GIVEN REQUEST 1: In the passage on the employment permit refusal, what reason was the applicant given for the refusal?
GIVEN REQUEST 2: From the passage on the employment permit refusal, extract the text between "The Issues and" and "reason at all.", inclusive.

EXCERPTED PASSAGE:
##########

The Issues and Evidence
19. Undoubtedly, the applicant was entitled to reasons for the refusal. Those reasons did not have to be discursive, on the other hand as Clarke C.J. stated in Connelly, "the reasoning cannot be so anodyne that it is impossible to determine why the decision went one way or the other " (para 10.1). In the present case, the applicant was given the reason for the refusal to grant him the employment permit; the occupation was not contained in the list set out in Schedule 3 of the 2017 Regulations. He asserted that these were not reasons at all but rather a conclusion. I am satisfied that the central issue in this case is whether the explanation given was so perfunctory or inadequate that it cannot be said to be a reason at all.

20. The applicant made significant complaint about the letter of refusal including a reference to his salary being under €60,000. His submission is that he had never applied for a permit on any basis other than his salary was over €60,000 and he came within the list of employments set out in Schedule 3 of the 2017 Regulations. In my view there is no substance to this complaint. Depending on the level of remuneration (minimum €30,000 or €60,000), and provided other criteria are met, the minister may issue a Critical Skills Employment Permit. The applicant had applied for a Critical Skills Employment Permit. The form he completed referred to both paths that permitted the minister to grant such a permit under the provisions of the 2017 Regulations. In those circumstances, the minister was obliged to refer to both of those paths to the permit in her letter refusing the application.

##########

RECORDS SHOWN:
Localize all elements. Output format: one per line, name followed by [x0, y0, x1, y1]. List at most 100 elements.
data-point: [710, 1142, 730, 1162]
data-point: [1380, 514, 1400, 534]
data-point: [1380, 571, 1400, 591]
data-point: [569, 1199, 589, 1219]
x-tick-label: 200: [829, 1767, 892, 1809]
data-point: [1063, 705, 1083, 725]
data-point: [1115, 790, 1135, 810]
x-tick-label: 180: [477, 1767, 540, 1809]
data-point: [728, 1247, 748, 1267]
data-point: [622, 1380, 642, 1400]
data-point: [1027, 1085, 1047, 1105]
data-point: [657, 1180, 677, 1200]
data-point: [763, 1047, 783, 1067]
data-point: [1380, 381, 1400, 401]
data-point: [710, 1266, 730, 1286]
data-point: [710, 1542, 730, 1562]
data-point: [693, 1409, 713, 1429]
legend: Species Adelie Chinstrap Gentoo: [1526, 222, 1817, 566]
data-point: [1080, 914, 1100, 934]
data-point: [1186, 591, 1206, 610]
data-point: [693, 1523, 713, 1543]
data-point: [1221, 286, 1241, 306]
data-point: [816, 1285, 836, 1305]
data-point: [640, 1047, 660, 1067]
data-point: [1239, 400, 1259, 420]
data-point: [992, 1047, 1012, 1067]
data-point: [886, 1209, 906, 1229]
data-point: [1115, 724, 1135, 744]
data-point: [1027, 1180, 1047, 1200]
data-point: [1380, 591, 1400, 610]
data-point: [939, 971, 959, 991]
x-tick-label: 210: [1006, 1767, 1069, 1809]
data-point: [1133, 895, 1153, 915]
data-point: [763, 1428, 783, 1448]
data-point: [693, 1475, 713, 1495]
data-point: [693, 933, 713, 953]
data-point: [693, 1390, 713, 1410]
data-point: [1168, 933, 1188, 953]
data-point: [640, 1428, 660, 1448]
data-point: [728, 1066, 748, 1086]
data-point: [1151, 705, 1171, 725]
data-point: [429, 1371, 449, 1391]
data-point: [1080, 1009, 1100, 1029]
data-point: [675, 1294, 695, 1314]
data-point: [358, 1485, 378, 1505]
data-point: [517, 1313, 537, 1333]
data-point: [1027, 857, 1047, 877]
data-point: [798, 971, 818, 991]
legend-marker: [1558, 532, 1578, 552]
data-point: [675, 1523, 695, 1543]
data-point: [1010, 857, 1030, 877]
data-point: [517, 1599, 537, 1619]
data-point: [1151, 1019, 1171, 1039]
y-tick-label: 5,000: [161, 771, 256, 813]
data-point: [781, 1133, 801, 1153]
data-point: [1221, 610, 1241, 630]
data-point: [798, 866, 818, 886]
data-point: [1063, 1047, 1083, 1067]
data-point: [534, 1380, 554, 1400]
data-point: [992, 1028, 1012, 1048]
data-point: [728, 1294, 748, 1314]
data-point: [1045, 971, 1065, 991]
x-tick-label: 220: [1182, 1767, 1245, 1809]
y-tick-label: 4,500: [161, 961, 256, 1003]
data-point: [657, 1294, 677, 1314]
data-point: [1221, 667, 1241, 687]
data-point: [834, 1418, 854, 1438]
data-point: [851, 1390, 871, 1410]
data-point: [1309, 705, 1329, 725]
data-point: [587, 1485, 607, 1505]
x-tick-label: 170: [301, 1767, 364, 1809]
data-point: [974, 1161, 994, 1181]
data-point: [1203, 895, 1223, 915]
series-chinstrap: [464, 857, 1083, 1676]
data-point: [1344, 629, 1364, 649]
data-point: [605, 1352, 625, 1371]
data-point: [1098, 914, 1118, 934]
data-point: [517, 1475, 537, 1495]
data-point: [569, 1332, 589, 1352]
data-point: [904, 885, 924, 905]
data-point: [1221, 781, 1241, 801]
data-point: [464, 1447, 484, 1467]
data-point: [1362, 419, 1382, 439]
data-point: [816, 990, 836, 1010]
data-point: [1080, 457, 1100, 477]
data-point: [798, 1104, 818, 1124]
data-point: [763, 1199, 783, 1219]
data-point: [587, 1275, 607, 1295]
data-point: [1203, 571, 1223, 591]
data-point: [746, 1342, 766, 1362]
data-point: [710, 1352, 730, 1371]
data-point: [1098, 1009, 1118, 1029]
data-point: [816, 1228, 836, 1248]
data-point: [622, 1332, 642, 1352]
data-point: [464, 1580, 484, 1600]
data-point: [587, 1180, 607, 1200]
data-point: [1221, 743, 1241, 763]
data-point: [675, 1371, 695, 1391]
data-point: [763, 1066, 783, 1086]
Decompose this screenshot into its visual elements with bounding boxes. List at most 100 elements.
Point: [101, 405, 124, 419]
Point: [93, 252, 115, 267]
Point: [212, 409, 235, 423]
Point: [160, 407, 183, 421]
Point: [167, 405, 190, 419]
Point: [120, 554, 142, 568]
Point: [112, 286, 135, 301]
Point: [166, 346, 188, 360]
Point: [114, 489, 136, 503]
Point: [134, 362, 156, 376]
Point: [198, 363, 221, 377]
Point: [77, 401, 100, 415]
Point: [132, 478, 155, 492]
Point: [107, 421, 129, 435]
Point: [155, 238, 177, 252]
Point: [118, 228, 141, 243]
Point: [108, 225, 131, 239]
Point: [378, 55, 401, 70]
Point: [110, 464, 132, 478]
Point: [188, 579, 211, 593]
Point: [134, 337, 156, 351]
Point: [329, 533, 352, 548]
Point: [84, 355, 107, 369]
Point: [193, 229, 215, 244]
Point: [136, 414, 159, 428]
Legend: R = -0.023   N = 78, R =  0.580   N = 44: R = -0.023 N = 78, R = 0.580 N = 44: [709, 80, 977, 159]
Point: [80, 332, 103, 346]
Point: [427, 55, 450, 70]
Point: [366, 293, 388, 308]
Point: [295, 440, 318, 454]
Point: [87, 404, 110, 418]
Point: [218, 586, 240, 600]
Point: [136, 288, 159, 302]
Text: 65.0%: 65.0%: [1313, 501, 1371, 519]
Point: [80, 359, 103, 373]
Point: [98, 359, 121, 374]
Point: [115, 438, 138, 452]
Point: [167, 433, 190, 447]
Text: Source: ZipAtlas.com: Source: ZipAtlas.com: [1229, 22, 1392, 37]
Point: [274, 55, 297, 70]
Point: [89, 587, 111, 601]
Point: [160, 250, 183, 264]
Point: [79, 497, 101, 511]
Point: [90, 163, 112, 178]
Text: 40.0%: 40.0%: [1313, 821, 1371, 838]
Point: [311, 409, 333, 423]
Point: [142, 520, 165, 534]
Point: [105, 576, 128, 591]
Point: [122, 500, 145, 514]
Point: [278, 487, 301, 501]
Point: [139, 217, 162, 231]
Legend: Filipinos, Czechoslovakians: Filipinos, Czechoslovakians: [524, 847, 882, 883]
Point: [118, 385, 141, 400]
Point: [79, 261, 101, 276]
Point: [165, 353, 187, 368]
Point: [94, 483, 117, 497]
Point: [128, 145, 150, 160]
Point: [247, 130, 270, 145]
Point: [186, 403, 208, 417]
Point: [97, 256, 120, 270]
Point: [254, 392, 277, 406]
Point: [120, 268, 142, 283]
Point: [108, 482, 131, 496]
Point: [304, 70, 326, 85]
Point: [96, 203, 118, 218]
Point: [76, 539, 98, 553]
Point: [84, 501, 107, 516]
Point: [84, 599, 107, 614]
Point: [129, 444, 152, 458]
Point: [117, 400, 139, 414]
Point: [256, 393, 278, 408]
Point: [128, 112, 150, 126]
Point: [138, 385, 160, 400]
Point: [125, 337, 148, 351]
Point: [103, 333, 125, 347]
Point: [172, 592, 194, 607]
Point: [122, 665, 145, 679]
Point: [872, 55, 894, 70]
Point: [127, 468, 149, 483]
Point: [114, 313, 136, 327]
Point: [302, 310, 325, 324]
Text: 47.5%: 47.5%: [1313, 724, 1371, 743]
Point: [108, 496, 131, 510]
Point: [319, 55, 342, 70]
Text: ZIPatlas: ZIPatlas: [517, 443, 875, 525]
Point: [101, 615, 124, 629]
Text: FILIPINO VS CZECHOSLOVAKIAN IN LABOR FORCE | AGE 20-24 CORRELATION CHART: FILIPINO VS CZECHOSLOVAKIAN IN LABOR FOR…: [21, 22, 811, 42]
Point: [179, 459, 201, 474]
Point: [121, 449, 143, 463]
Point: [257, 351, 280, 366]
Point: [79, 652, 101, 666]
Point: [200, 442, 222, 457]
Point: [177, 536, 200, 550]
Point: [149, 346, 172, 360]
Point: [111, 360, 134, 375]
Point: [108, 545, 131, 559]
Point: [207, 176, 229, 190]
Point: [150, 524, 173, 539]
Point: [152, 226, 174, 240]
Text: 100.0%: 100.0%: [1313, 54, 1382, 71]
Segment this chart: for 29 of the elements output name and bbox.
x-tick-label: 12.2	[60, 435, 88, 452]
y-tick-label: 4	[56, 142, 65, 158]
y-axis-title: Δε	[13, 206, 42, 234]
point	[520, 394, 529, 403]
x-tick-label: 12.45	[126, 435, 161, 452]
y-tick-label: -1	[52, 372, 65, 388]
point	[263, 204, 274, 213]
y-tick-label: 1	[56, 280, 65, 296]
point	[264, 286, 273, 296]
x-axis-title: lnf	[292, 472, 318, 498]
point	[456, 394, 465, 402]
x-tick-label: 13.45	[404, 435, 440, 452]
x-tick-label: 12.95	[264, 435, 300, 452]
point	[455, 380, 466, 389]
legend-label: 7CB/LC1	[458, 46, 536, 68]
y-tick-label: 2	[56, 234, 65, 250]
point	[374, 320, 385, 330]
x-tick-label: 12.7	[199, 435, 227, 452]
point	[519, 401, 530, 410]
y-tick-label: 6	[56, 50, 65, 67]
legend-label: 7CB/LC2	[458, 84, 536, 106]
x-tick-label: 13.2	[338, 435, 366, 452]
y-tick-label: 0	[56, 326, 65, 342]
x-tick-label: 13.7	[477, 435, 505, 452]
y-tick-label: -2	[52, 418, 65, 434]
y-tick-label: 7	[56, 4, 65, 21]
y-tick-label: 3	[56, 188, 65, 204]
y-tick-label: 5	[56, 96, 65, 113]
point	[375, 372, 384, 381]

##########

WRITTEN REPLY 1: His occupation was not contained in the list set out in Schedule 3 of the 2017 Regulations.

WRITTEN REPLY 2:
The Issues and Evidence
19. Undoubtedly, the applicant was entitled to reasons for the refusal. Those reasons did not have to be discursive, on the other hand as Clarke C.J. stated in Connelly, "the reasoning cannot be so anodyne that it is impossible to determine why the decision went one way or the other " (para 10.1). In the present case, the applicant was given the reason for the refusal to grant him the employment permit; the occupation was not contained in the list set out in Schedule 3 of the 2017 Regulations. He asserted that these were not reasons at all but rather a conclusion. I am satisfied that the central issue in this case is whether the explanation given was so perfunctory or inadequate that it cannot be said to be a reason at all.